[[ Records shown, beginning ]]

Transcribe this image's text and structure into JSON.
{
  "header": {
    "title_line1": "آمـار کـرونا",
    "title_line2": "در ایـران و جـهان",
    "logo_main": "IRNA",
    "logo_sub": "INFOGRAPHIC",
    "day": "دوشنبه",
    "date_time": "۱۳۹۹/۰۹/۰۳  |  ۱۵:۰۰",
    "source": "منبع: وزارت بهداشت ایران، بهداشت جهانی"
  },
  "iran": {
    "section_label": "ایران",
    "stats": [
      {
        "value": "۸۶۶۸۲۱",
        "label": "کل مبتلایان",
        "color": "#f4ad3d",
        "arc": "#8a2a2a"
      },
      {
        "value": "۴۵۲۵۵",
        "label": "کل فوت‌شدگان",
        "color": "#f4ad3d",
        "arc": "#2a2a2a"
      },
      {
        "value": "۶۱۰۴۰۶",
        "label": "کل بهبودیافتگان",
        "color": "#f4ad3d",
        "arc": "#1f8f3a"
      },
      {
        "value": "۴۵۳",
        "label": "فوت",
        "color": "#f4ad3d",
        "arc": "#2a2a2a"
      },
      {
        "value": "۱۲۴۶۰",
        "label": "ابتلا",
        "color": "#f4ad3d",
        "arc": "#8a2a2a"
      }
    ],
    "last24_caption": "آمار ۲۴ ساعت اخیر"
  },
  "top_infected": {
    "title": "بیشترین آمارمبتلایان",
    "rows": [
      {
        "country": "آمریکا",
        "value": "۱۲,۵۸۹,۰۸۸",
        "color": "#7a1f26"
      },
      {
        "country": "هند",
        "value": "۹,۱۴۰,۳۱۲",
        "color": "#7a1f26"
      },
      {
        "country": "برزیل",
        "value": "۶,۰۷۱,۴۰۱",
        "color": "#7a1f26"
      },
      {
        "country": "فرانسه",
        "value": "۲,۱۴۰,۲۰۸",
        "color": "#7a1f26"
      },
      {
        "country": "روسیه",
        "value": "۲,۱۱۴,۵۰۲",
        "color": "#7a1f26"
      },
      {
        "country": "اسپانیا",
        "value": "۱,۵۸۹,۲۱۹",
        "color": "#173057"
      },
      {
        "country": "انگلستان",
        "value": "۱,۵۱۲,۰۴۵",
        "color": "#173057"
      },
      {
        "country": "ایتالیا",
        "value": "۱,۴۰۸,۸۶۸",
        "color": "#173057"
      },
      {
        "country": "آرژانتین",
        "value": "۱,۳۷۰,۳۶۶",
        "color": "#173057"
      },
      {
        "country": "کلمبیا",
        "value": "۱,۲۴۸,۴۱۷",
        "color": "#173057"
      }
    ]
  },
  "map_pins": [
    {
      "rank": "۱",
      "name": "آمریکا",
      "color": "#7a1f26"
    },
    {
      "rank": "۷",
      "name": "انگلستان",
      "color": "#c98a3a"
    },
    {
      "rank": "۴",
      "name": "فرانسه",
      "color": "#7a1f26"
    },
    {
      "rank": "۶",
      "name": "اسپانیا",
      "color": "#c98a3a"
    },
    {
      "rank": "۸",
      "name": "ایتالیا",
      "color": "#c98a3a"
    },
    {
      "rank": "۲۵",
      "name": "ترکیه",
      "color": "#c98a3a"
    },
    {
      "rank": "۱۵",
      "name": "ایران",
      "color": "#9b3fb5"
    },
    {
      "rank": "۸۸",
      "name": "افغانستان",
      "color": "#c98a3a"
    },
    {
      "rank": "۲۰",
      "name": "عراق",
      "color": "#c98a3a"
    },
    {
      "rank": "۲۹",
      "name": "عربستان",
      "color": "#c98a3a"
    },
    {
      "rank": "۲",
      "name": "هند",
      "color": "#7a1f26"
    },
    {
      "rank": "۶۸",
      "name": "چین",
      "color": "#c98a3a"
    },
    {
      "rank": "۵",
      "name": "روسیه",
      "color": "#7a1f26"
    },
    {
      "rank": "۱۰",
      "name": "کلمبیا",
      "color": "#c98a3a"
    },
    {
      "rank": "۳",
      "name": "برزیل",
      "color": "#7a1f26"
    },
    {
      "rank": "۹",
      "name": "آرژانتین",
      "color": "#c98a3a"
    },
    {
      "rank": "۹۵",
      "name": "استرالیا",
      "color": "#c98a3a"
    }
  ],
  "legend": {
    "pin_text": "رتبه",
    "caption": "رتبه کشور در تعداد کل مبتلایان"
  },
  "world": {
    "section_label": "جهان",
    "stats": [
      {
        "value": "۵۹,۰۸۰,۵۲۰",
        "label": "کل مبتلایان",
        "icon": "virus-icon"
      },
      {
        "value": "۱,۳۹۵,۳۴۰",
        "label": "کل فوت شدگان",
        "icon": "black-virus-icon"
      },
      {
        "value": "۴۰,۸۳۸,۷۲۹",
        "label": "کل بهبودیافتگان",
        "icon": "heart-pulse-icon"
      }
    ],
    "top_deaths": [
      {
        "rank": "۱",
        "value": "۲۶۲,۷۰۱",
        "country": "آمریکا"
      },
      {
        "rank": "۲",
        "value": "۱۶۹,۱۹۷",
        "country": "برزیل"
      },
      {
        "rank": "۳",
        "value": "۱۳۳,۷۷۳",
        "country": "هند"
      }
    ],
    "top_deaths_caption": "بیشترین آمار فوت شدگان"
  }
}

[[ Records shown, end ]]

*Work instruction*: A full, exact repeat of the entries above is required.

*Task output*:
Transcribe this image's text and structure into JSON.
{
  "header": {
    "title_line1": "آمـار کـرونا",
    "title_line2": "در ایـران و جـهان",
    "logo_main": "IRNA",
    "logo_sub": "INFOGRAPHIC",
    "day": "دوشنبه",
    "date_time": "۱۳۹۹/۰۹/۰۳  |  ۱۵:۰۰",
    "source": "منبع: وزارت بهداشت ایران، بهداشت جهانی"
  },
  "iran": {
    "section_label": "ایران",
    "stats": [
      {
        "value": "۸۶۶۸۲۱",
        "label": "کل مبتلایان",
        "color": "#f4ad3d",
        "arc": "#8a2a2a"
      },
      {
        "value": "۴۵۲۵۵",
        "label": "کل فوت‌شدگان",
        "color": "#f4ad3d",
        "arc": "#2a2a2a"
      },
      {
        "value": "۶۱۰۴۰۶",
        "label": "کل بهبودیافتگان",
        "color": "#f4ad3d",
        "arc": "#1f8f3a"
      },
      {
        "value": "۴۵۳",
        "label": "فوت",
        "color": "#f4ad3d",
        "arc": "#2a2a2a"
      },
      {
        "value": "۱۲۴۶۰",
        "label": "ابتلا",
        "color": "#f4ad3d",
        "arc": "#8a2a2a"
      }
    ],
    "last24_caption": "آمار ۲۴ ساعت اخیر"
  },
  "top_infected": {
    "title": "بیشترین آمارمبتلایان",
    "rows": [
      {
        "country": "آمریکا",
        "value": "۱۲,۵۸۹,۰۸۸",
        "color": "#7a1f26"
      },
      {
        "country": "هند",
        "value": "۹,۱۴۰,۳۱۲",
        "color": "#7a1f26"
      },
      {
        "country": "برزیل",
        "value": "۶,۰۷۱,۴۰۱",
        "color": "#7a1f26"
      },
      {
        "country": "فرانسه",
        "value": "۲,۱۴۰,۲۰۸",
        "color": "#7a1f26"
      },
      {
        "country": "روسیه",
        "value": "۲,۱۱۴,۵۰۲",
        "color": "#7a1f26"
      },
      {
        "country": "اسپانیا",
        "value": "۱,۵۸۹,۲۱۹",
        "color": "#173057"
      },
      {
        "country": "انگلستان",
        "value": "۱,۵۱۲,۰۴۵",
        "color": "#173057"
      },
      {
        "country": "ایتالیا",
        "value": "۱,۴۰۸,۸۶۸",
        "color": "#173057"
      },
      {
        "country": "آرژانتین",
        "value": "۱,۳۷۰,۳۶۶",
        "color": "#173057"
      },
      {
        "country": "کلمبیا",
        "value": "۱,۲۴۸,۴۱۷",
        "color": "#173057"
      }
    ]
  },
  "map_pins": [
    {
      "rank": "۱",
      "name": "آمریکا",
      "color": "#7a1f26"
    },
    {
      "rank": "۷",
      "name": "انگلستان",
      "color": "#c98a3a"
    },
    {
      "rank": "۴",
      "name": "فرانسه",
      "color": "#7a1f26"
    },
    {
      "rank": "۶",
      "name": "اسپانیا",
      "color": "#c98a3a"
    },
    {
      "rank": "۸",
      "name": "ایتالیا",
      "color": "#c98a3a"
    },
    {
      "rank": "۲۵",
      "name": "ترکیه",
      "color": "#c98a3a"
    },
    {
      "rank": "۱۵",
      "name": "ایران",
      "color": "#9b3fb5"
    },
    {
      "rank": "۸۸",
      "name": "افغانستان",
      "color": "#c98a3a"
    },
    {
      "rank": "۲۰",
      "name": "عراق",
      "color": "#c98a3a"
    },
    {
      "rank": "۲۹",
      "name": "عربستان",
      "color": "#c98a3a"
    },
    {
      "rank": "۲",
      "name": "هند",
      "color": "#7a1f26"
    },
    {
      "rank": "۶۸",
      "name": "چین",
      "color": "#c98a3a"
    },
    {
      "rank": "۵",
      "name": "روسیه",
      "color": "#7a1f26"
    },
    {
      "rank": "۱۰",
      "name": "کلمبیا",
      "color": "#c98a3a"
    },
    {
      "rank": "۳",
      "name": "برزیل",
      "color": "#7a1f26"
    },
    {
      "rank": "۹",
      "name": "آرژانتین",
      "color": "#c98a3a"
    },
    {
      "rank": "۹۵",
      "name": "استرالیا",
      "color": "#c98a3a"
    }
  ],
  "legend": {
    "pin_text": "رتبه",
    "caption": "رتبه کشور در تعداد کل مبتلایان"
  },
  "world": {
    "section_label": "جهان",
    "stats": [
      {
        "value": "۵۹,۰۸۰,۵۲۰",
        "label": "کل مبتلایان",
        "icon": "virus-icon"
      },
      {
        "value": "۱,۳۹۵,۳۴۰",
        "label": "کل فوت شدگان",
        "icon": "black-virus-icon"
      },
      {
        "value": "۴۰,۸۳۸,۷۲۹",
        "label": "کل بهبودیافتگان",
        "icon": "heart-pulse-icon"
      }
    ],
    "top_deaths": [
      {
        "rank": "۱",
        "value": "۲۶۲,۷۰۱",
        "country": "آمریکا"
      },
      {
        "rank": "۲",
        "value": "۱۶۹,۱۹۷",
        "country": "برزیل"
      },
      {
        "rank": "۳",
        "value": "۱۳۳,۷۷۳",
        "country": "هند"
      }
    ],
    "top_deaths_caption": "بیشترین آمار فوت شدگان"
  }
}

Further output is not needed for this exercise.